SHORT PROBLEM – In the data, extract each line that holds the string "QUORUM".

RECORDS SHOWN –

=-=-=

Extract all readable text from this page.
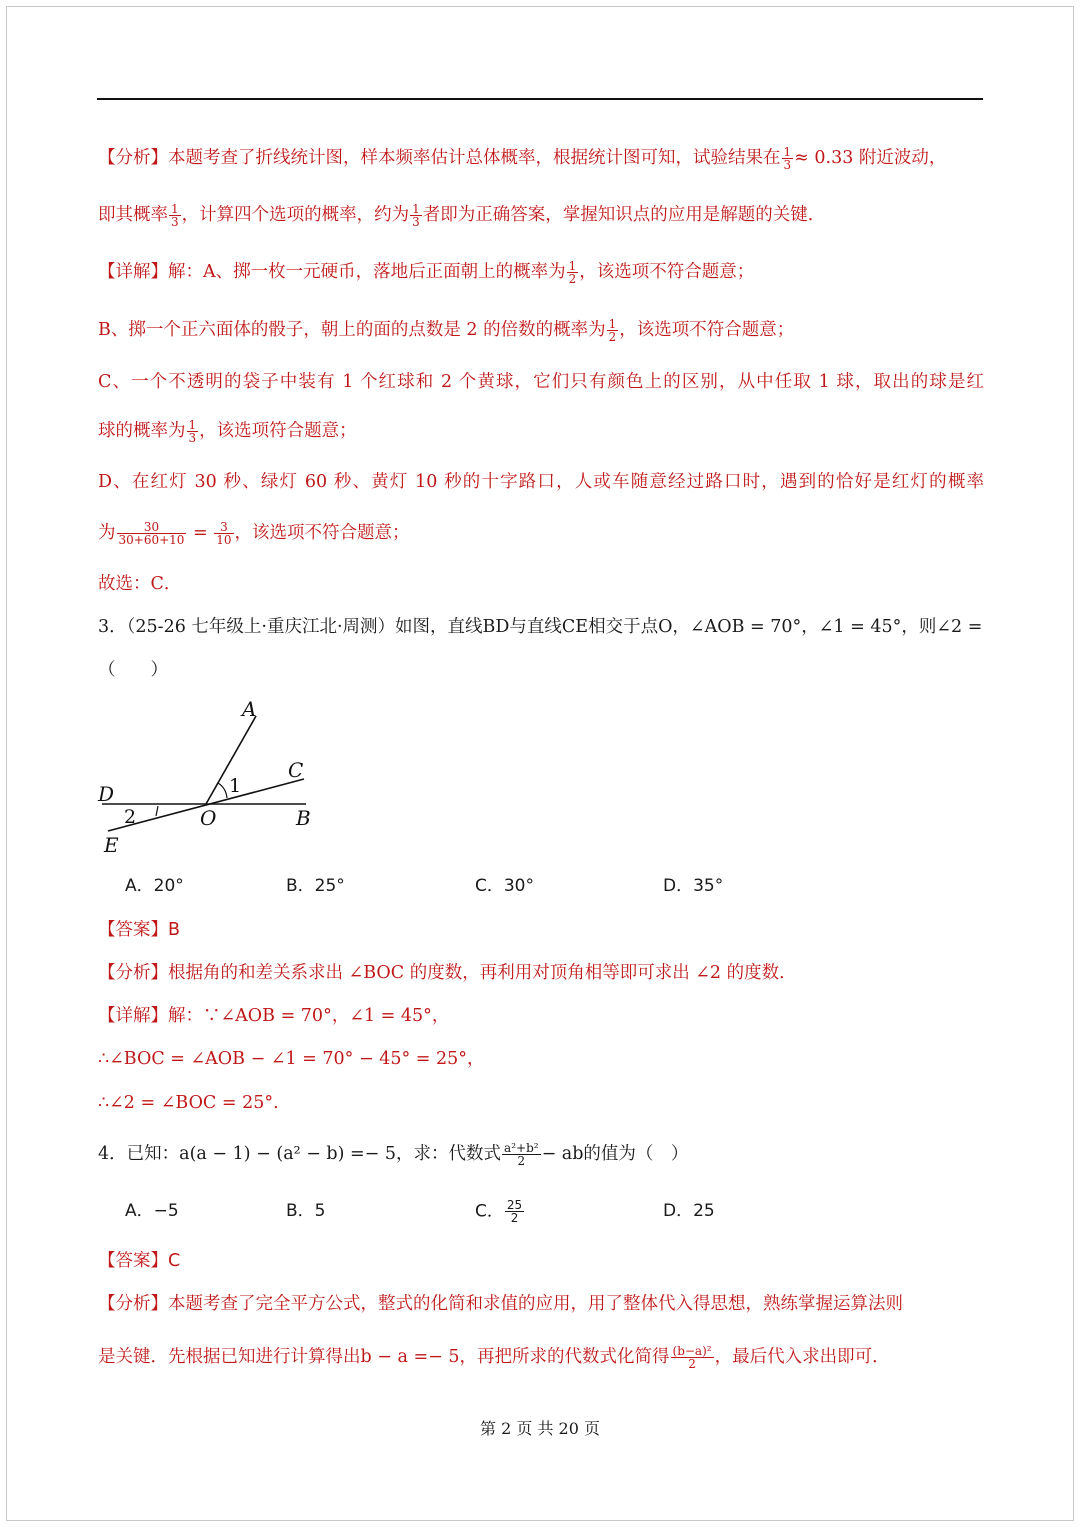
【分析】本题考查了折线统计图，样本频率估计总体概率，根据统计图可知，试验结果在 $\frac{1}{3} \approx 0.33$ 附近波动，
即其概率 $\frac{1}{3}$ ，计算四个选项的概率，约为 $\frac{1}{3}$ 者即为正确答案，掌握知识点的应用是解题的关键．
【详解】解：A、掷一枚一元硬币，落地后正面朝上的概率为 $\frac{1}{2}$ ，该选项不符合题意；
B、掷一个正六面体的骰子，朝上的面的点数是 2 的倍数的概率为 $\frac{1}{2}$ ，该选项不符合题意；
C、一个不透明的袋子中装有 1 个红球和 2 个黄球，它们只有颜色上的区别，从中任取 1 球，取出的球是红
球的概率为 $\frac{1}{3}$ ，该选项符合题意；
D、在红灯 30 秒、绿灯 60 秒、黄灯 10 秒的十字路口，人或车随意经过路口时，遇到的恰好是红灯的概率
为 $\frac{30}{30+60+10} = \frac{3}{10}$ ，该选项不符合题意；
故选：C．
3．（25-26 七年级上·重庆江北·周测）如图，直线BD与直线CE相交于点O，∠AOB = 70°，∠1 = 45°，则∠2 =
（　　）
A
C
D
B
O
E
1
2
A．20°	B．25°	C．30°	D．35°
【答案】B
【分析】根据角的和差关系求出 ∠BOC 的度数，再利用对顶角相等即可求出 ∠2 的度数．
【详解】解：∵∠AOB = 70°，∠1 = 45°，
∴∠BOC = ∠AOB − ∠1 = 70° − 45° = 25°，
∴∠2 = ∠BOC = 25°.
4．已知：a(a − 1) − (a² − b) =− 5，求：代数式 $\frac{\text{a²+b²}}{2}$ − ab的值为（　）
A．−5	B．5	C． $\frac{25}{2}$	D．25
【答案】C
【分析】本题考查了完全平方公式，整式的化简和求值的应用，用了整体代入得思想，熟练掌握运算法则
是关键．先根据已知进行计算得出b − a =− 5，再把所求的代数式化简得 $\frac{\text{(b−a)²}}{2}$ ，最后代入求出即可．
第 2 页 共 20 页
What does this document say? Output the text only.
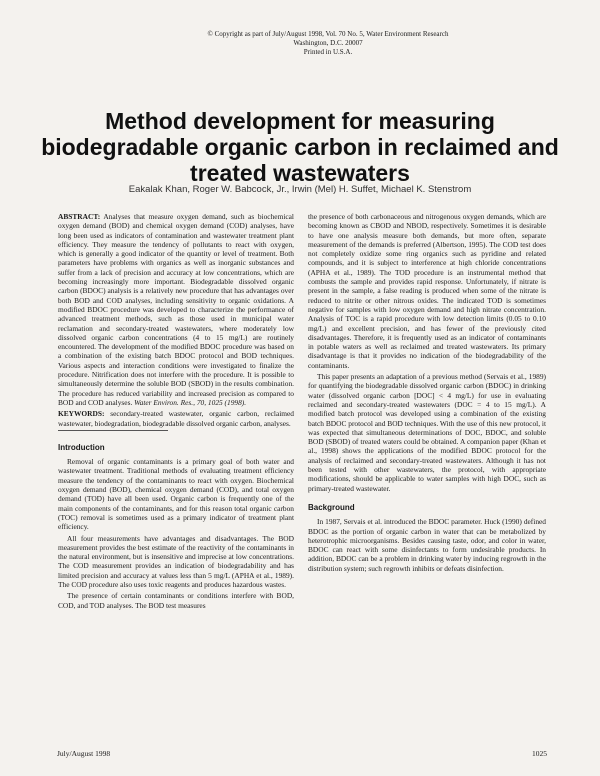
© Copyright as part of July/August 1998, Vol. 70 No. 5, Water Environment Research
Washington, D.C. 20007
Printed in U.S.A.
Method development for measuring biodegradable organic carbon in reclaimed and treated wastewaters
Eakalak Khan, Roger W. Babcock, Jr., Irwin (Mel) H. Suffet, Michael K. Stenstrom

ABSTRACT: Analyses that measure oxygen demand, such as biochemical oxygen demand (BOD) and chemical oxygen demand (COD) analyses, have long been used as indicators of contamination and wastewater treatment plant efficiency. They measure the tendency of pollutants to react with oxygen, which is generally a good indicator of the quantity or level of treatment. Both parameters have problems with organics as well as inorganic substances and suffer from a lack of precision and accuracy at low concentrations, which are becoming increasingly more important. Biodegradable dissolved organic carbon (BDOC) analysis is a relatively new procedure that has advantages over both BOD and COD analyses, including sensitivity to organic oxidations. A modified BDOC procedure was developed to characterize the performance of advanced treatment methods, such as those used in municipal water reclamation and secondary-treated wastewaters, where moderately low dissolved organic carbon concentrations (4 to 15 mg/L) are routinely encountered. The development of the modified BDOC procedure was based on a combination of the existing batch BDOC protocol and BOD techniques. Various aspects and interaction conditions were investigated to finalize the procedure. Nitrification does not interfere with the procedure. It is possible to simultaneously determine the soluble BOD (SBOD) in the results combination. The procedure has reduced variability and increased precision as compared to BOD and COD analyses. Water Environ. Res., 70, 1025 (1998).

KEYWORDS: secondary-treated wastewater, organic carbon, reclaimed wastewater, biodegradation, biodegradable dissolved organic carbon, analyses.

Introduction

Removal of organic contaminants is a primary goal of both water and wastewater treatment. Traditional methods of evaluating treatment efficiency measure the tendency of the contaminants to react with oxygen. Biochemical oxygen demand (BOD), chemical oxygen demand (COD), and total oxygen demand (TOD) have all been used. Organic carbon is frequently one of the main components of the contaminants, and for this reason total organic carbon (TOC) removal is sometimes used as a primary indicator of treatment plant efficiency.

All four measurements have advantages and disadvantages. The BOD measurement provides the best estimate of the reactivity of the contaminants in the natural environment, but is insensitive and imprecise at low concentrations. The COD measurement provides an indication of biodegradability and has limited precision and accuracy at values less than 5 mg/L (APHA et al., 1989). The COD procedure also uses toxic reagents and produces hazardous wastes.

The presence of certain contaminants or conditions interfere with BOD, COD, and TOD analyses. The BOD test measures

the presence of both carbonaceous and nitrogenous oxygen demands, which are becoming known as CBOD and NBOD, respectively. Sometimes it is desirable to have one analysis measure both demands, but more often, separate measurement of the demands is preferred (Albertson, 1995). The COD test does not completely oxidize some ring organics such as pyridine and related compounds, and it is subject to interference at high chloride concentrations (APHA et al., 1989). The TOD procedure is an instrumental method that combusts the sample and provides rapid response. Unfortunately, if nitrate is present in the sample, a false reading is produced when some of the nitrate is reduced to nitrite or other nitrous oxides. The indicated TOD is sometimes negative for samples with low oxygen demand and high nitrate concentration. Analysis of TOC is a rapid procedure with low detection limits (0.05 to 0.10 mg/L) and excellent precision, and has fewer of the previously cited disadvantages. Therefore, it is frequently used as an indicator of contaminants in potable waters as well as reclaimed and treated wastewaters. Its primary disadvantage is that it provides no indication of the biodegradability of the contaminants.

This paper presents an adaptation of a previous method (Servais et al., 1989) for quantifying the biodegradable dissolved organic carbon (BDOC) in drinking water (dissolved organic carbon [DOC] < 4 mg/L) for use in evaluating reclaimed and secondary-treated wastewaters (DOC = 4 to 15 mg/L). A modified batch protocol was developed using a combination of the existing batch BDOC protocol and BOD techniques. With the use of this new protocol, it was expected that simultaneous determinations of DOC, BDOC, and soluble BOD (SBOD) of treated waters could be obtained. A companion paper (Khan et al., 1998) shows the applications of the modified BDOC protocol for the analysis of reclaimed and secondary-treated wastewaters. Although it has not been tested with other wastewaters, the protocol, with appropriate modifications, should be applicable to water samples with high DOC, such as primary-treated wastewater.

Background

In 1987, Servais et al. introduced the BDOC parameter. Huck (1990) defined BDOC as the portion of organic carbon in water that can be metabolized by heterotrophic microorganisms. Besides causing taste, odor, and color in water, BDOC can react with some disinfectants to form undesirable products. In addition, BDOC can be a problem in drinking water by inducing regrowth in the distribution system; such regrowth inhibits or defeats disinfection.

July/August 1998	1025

=-=-=

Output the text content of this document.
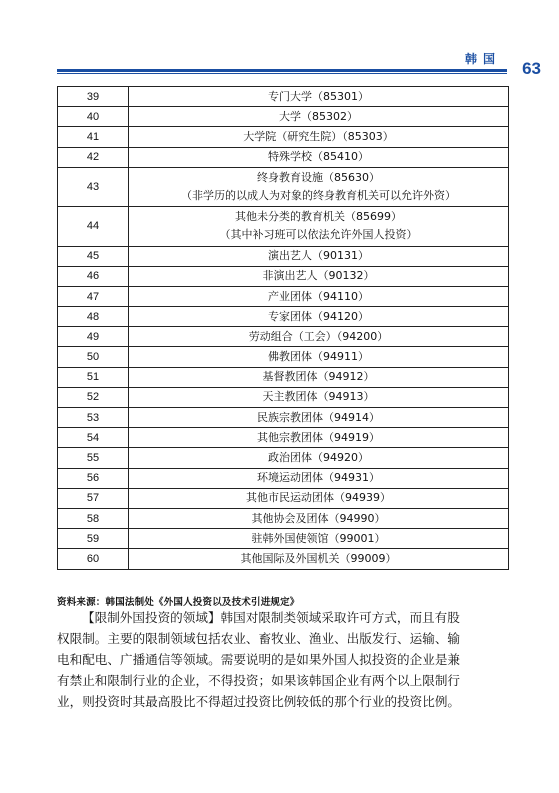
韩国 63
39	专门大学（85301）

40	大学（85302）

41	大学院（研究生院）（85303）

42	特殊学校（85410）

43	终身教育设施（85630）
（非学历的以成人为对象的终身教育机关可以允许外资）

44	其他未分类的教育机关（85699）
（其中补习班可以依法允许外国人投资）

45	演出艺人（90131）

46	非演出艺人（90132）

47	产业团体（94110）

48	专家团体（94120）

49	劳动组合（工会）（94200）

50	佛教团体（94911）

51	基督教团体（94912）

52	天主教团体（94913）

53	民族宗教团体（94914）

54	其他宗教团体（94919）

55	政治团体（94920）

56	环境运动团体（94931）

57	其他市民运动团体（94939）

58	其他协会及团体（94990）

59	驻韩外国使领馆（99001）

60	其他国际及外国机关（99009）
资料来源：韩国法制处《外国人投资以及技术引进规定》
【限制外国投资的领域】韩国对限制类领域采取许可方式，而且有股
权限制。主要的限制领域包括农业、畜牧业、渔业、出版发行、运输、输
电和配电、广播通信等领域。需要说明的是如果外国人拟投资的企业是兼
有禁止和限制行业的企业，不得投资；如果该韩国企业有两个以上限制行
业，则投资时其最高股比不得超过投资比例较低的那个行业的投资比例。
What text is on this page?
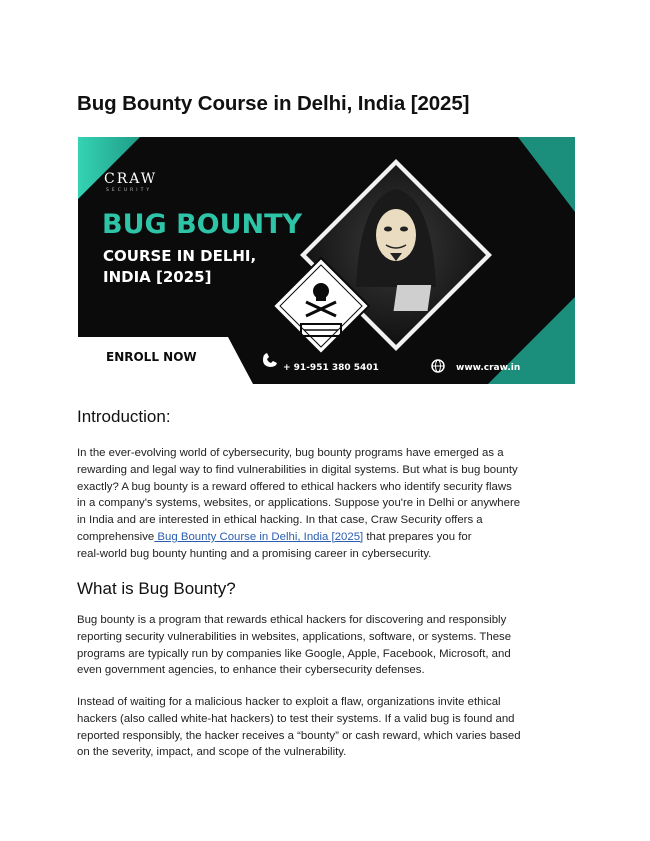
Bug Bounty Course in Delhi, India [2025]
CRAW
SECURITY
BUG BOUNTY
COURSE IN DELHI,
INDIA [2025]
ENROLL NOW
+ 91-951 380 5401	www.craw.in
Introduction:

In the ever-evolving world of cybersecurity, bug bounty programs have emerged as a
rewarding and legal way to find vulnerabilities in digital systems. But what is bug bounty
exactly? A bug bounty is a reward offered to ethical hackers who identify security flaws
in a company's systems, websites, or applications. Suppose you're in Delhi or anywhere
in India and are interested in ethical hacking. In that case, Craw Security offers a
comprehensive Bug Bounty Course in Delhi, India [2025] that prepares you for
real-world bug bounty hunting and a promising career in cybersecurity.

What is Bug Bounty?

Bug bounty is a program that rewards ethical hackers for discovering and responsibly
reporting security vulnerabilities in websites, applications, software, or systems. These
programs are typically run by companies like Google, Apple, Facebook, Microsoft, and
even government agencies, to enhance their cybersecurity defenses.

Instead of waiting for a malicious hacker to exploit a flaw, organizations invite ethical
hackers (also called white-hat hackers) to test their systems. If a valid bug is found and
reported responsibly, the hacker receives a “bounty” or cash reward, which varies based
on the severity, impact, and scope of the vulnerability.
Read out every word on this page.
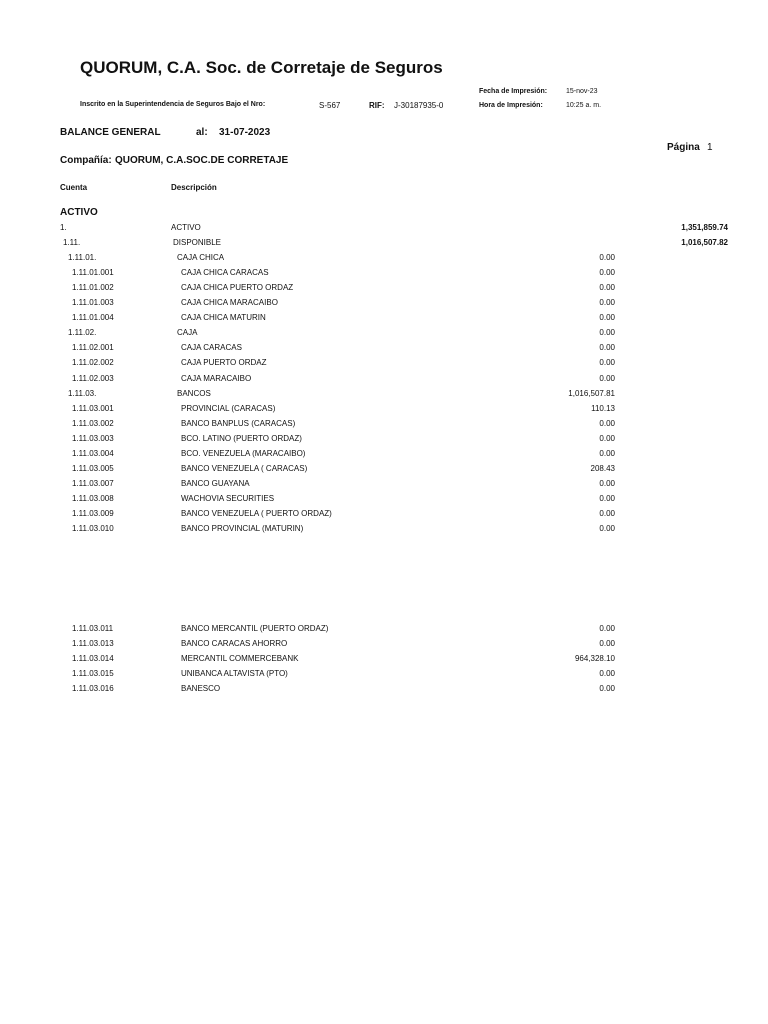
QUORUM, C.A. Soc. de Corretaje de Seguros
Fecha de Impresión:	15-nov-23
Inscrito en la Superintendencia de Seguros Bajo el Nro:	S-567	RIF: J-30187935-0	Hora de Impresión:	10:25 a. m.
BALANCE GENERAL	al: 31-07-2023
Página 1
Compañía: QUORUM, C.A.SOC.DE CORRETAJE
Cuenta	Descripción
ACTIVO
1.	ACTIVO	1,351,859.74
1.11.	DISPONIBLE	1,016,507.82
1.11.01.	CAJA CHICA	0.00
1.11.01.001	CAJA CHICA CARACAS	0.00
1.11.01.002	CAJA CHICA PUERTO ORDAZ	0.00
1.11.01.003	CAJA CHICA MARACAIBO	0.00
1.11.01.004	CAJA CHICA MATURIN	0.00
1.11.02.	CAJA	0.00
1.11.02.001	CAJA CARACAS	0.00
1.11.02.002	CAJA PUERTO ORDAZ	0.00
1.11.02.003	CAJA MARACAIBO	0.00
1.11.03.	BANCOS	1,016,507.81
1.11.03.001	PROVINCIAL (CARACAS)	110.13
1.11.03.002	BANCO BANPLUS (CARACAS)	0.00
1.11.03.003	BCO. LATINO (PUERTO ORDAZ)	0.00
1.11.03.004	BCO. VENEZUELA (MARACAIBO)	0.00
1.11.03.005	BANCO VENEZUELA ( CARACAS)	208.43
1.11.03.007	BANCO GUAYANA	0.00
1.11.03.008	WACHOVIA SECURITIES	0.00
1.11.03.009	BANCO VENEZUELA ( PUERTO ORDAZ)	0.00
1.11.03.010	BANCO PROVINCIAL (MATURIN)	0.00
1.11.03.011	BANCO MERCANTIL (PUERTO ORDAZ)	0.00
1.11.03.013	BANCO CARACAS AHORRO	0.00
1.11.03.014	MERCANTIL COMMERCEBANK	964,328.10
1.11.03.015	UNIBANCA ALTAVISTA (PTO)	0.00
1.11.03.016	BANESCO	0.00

=-=-=

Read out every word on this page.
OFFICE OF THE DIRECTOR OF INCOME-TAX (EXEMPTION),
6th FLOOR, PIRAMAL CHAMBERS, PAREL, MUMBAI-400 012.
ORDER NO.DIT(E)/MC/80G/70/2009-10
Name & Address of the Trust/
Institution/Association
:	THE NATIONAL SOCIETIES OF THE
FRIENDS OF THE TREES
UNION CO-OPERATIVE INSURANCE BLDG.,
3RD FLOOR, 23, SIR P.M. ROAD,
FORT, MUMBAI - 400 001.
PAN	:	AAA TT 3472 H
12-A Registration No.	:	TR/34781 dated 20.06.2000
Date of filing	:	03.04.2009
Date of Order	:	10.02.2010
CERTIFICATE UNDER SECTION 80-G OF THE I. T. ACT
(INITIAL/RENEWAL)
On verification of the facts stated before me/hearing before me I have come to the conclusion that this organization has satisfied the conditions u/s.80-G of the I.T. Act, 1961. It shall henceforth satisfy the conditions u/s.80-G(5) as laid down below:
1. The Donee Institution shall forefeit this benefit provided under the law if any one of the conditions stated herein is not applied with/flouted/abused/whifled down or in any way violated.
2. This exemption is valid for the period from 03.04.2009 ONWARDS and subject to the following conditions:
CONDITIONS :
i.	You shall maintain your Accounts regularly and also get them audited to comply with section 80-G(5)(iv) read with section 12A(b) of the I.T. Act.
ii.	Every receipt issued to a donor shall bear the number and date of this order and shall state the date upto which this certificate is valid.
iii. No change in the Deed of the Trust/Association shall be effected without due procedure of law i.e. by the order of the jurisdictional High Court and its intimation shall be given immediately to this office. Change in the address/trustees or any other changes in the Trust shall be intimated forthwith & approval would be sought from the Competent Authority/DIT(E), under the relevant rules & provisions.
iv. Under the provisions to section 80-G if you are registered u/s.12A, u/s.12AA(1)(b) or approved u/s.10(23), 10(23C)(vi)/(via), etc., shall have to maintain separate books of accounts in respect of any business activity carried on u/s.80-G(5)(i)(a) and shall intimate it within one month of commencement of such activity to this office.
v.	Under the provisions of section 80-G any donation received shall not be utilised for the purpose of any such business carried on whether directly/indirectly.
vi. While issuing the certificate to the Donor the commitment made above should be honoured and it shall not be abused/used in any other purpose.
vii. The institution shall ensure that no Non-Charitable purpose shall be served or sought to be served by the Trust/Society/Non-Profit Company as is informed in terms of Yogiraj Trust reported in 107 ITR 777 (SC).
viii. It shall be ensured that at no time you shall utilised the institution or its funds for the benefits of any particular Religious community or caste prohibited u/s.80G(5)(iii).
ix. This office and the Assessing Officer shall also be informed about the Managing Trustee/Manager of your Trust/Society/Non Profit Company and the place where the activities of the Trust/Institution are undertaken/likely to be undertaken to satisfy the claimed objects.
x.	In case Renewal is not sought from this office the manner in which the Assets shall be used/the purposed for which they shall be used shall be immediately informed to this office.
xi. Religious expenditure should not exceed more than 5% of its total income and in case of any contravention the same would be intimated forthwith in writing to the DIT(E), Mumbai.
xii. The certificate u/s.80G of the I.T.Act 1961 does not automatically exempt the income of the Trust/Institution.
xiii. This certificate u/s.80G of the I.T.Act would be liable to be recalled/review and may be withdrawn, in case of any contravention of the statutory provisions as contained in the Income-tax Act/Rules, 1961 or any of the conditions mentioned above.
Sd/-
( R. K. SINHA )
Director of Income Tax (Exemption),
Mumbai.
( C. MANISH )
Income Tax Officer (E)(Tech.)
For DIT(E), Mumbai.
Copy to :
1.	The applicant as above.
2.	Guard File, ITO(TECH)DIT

=-=-=

REPLY TO THE EXERCISE –
QUORUM, C.A. Soc. de Corretaje de Seguros
Compañía: QUORUM, C.A.SOC.DE CORRETAJE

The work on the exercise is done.